:: EXTRACT PROVIDED ::
---

I’m capturing new content into DT MUCH faster than I can classify it, even with the aid of the Classify button. (Auto-classify doesn’t work well for me.) So I’m capturing everything in to my Edit This group and falling way behind. Right now that group contains almost 1,900 items! I even tried the experiment of exporting this group and importing it into a new DEVONthink Pro database and asking DT Pro to automatically group related information. Unfortunately, DT Pro was able to group only about 400+ items, leaving about 1,400 items still ungrouped.

Fortunately, DEVONthink’s ability to discern relationships between items seems to work well, even with sloppy hierarchical organization of contents. The See Also button still does it’s magic, as do Keyword searches. In DEVONthink Pro betas I’m making good use of smart folders to pull relationships together (and still wishing for the Boolean search capabilities of DEVONagent to make it into DEVONthink).

Of course, the more demands we make on artificial intelligence capabilities in DEVONthink, the more we encounter bottlenecks in CPU power and speed in existing Macs. I wonder where we’ll be 5 or 10 years from now? :smiley:

I save PDFs and images directly in the database since I only keep a limited number of them in it right now. And additions/changes are infrequent enough that I’d be likely to have them on a backup. If I were to upscale the volume (a long procrastinated task) I’d switch to copying them to the database Files folder, like Bill and other forum members do and have recommended. I’d still like that Files folder to have a few subfolders, maybe grouped by item type.

Same here. And too many items belong in multiple groups, which I used to replicate to different groups more often but now that seems less important and too time-consuming to upkeep.

I’ve only just started with DT today–I’m trying it out after having used StickyBrain for a few years.
I began with my PDF & PS Preferences set to “Link to originals.” After experimenting for a few hours and upon reading several messages on this board, I think it makes more sense for me to instead choose “Copy files to database folder.”

---

:: DATA EXTRACT ::

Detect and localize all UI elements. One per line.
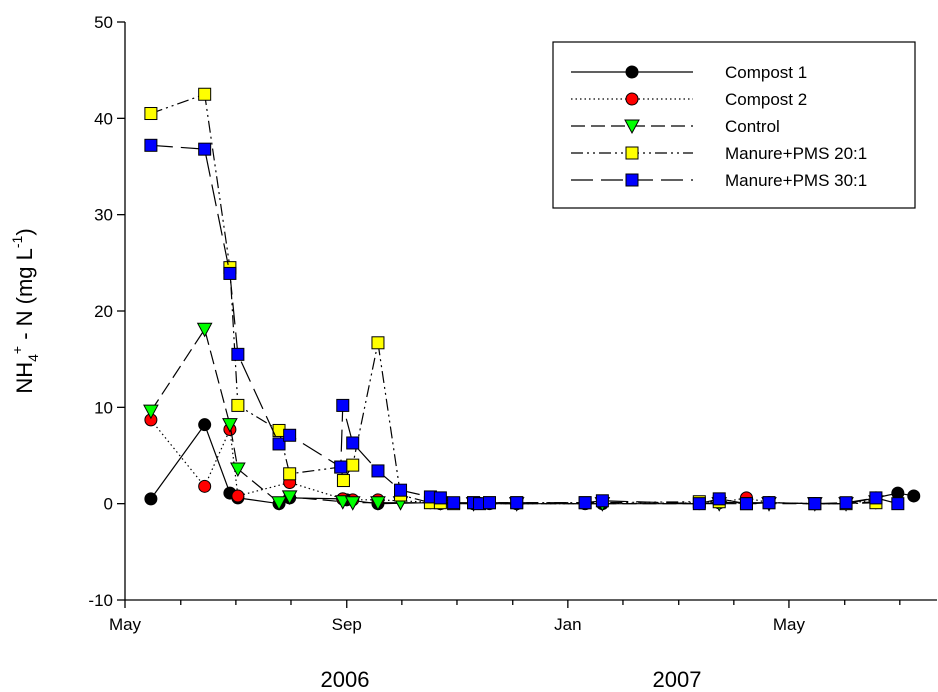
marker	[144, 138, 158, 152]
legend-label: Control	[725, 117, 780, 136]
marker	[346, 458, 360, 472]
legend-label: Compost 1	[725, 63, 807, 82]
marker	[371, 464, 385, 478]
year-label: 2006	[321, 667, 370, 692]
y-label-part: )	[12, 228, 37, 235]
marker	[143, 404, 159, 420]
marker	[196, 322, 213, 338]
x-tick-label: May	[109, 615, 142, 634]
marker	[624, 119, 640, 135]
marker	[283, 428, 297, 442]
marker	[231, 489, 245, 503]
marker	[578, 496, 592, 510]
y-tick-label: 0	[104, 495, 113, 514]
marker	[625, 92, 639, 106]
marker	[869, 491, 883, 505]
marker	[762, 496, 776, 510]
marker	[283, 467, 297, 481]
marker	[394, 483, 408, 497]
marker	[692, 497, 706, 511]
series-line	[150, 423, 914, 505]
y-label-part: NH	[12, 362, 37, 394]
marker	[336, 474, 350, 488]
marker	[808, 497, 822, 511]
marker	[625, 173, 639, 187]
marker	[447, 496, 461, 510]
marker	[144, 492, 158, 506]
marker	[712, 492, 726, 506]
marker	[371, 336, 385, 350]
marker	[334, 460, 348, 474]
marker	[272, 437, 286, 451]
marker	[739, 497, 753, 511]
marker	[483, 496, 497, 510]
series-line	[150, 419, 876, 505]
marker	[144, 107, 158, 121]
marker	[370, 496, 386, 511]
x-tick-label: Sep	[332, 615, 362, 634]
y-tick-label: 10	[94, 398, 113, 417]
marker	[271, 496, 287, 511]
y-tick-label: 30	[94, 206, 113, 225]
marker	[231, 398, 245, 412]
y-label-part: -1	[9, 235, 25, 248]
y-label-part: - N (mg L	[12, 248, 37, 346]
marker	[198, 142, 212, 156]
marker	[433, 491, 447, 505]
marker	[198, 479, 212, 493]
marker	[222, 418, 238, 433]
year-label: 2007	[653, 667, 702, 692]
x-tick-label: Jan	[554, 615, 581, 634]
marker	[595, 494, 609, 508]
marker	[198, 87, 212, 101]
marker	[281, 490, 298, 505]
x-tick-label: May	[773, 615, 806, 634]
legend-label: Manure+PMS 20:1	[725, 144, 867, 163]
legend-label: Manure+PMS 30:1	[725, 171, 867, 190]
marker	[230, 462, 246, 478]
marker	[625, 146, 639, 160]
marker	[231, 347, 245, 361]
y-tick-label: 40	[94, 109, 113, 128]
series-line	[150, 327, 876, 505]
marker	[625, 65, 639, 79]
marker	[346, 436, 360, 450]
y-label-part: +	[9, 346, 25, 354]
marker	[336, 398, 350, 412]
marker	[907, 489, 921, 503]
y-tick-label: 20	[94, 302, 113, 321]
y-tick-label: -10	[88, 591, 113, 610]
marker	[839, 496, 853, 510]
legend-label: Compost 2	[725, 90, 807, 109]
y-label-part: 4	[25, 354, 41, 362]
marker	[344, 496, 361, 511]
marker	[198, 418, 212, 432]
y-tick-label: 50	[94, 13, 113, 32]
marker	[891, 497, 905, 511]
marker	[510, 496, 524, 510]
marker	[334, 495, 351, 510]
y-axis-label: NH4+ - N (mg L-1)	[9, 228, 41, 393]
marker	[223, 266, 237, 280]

---

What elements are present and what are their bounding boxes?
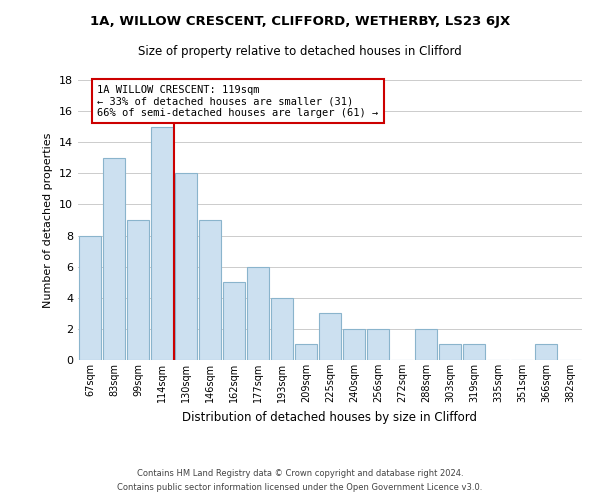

---

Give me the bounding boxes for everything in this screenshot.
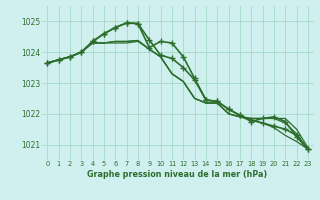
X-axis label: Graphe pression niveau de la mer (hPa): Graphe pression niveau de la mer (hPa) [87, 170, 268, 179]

---

:: DO THIS ::
Name every software application mentioned in the DEVONthink discussion, counting an abbreviation and its full name as one.

:: SOLUTION FOR THIS EXERCISE ::
DEVONthink (DT), DEVONthink Pro (DT Pro), DEVONagent, StickyBrain